* BEGIN *
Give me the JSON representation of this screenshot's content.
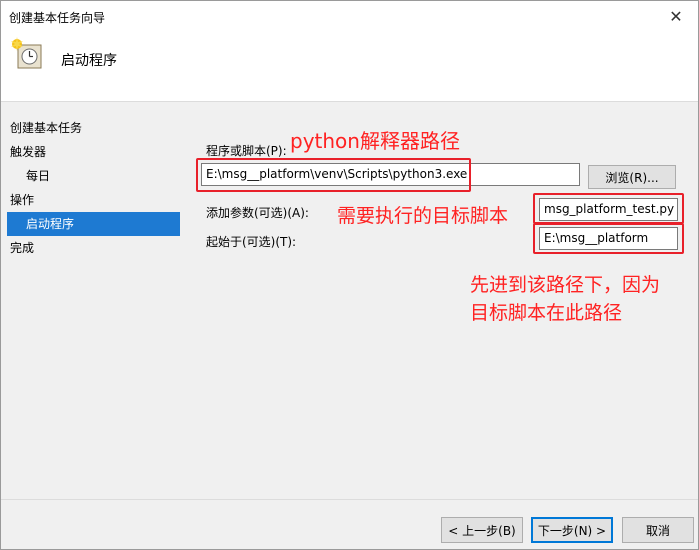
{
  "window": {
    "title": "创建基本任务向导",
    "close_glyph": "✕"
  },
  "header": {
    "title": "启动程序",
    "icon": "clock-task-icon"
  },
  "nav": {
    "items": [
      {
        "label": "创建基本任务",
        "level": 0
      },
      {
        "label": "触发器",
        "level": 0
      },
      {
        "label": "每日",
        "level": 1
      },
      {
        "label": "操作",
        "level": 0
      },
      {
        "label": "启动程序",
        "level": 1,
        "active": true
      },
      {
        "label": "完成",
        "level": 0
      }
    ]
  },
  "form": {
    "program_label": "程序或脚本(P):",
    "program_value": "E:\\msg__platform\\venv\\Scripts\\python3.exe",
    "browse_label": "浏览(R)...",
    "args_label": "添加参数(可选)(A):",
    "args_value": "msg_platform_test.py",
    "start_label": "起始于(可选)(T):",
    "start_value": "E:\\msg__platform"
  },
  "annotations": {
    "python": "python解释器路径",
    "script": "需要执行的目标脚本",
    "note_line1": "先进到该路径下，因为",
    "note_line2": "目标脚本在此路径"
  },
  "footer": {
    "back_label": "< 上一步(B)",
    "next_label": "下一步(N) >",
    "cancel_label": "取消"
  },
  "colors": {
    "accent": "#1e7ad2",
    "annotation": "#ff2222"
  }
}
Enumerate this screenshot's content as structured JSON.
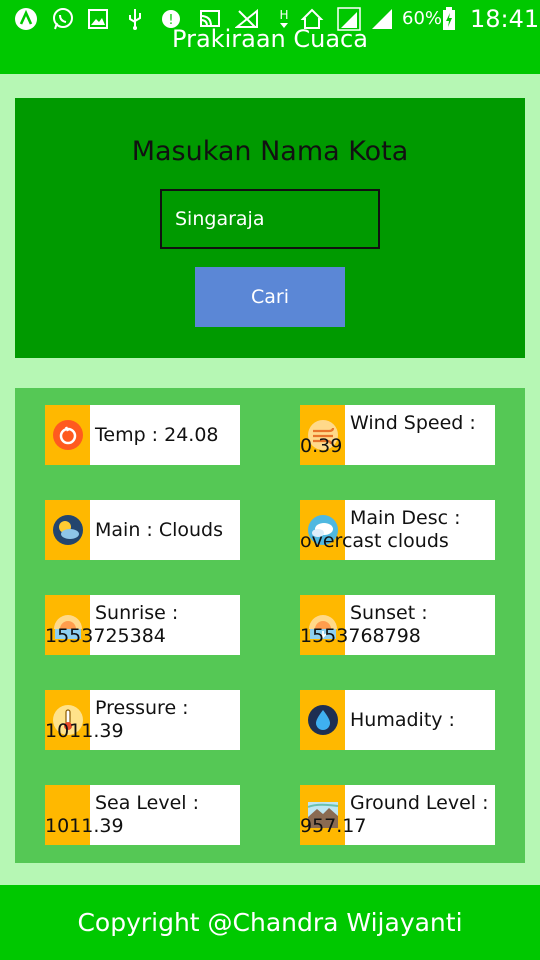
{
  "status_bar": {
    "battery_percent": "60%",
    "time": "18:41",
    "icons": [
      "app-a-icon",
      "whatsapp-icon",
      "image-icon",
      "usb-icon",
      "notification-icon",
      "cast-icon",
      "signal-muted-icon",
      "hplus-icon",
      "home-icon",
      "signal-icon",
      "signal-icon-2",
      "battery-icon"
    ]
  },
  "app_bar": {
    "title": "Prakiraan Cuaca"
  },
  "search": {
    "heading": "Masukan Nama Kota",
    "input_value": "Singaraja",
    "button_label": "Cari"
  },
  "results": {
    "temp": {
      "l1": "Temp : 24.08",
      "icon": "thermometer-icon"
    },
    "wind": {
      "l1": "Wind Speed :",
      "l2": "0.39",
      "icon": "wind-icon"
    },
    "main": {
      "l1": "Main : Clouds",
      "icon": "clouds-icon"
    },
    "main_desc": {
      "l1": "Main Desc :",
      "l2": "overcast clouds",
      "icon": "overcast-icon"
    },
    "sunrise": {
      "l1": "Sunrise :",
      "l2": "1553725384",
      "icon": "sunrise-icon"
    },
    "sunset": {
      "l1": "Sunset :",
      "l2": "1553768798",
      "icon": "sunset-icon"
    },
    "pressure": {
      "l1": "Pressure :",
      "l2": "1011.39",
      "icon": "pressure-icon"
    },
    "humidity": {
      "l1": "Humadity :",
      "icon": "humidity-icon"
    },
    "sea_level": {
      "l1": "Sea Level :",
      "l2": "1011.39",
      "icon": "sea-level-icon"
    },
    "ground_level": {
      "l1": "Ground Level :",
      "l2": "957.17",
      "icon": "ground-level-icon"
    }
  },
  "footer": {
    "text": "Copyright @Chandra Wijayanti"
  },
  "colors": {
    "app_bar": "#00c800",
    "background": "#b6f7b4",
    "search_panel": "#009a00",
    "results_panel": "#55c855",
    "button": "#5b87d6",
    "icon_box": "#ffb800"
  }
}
* END *
__WRITTEN TASK__
Restate the records above in full, word for word. Keep pictures out.

__EXERCISE ANSWER__
Give me the JSON representation of this screenshot's content.
{
  "window": {
    "title": "创建基本任务向导",
    "close_glyph": "✕"
  },
  "header": {
    "title": "启动程序",
    "icon": "clock-task-icon"
  },
  "nav": {
    "items": [
      {
        "label": "创建基本任务",
        "level": 0
      },
      {
        "label": "触发器",
        "level": 0
      },
      {
        "label": "每日",
        "level": 1
      },
      {
        "label": "操作",
        "level": 0
      },
      {
        "label": "启动程序",
        "level": 1,
        "active": true
      },
      {
        "label": "完成",
        "level": 0
      }
    ]
  },
  "form": {
    "program_label": "程序或脚本(P):",
    "program_value": "E:\\msg__platform\\venv\\Scripts\\python3.exe",
    "browse_label": "浏览(R)...",
    "args_label": "添加参数(可选)(A):",
    "args_value": "msg_platform_test.py",
    "start_label": "起始于(可选)(T):",
    "start_value": "E:\\msg__platform"
  },
  "annotations": {
    "python": "python解释器路径",
    "script": "需要执行的目标脚本",
    "note_line1": "先进到该路径下，因为",
    "note_line2": "目标脚本在此路径"
  },
  "footer": {
    "back_label": "< 上一步(B)",
    "next_label": "下一步(N) >",
    "cancel_label": "取消"
  },
  "colors": {
    "accent": "#1e7ad2",
    "annotation": "#ff2222"
  }
}
Enumerate this screenshot's content as structured JSON.
{
  "status_bar": {
    "battery_percent": "60%",
    "time": "18:41",
    "icons": [
      "app-a-icon",
      "whatsapp-icon",
      "image-icon",
      "usb-icon",
      "notification-icon",
      "cast-icon",
      "signal-muted-icon",
      "hplus-icon",
      "home-icon",
      "signal-icon",
      "signal-icon-2",
      "battery-icon"
    ]
  },
  "app_bar": {
    "title": "Prakiraan Cuaca"
  },
  "search": {
    "heading": "Masukan Nama Kota",
    "input_value": "Singaraja",
    "button_label": "Cari"
  },
  "results": {
    "temp": {
      "l1": "Temp : 24.08",
      "icon": "thermometer-icon"
    },
    "wind": {
      "l1": "Wind Speed :",
      "l2": "0.39",
      "icon": "wind-icon"
    },
    "main": {
      "l1": "Main : Clouds",
      "icon": "clouds-icon"
    },
    "main_desc": {
      "l1": "Main Desc :",
      "l2": "overcast clouds",
      "icon": "overcast-icon"
    },
    "sunrise": {
      "l1": "Sunrise :",
      "l2": "1553725384",
      "icon": "sunrise-icon"
    },
    "sunset": {
      "l1": "Sunset :",
      "l2": "1553768798",
      "icon": "sunset-icon"
    },
    "pressure": {
      "l1": "Pressure :",
      "l2": "1011.39",
      "icon": "pressure-icon"
    },
    "humidity": {
      "l1": "Humadity :",
      "icon": "humidity-icon"
    },
    "sea_level": {
      "l1": "Sea Level :",
      "l2": "1011.39",
      "icon": "sea-level-icon"
    },
    "ground_level": {
      "l1": "Ground Level :",
      "l2": "957.17",
      "icon": "ground-level-icon"
    }
  },
  "footer": {
    "text": "Copyright @Chandra Wijayanti"
  },
  "colors": {
    "app_bar": "#00c800",
    "background": "#b6f7b4",
    "search_panel": "#009a00",
    "results_panel": "#55c855",
    "button": "#5b87d6",
    "icon_box": "#ffb800"
  }
}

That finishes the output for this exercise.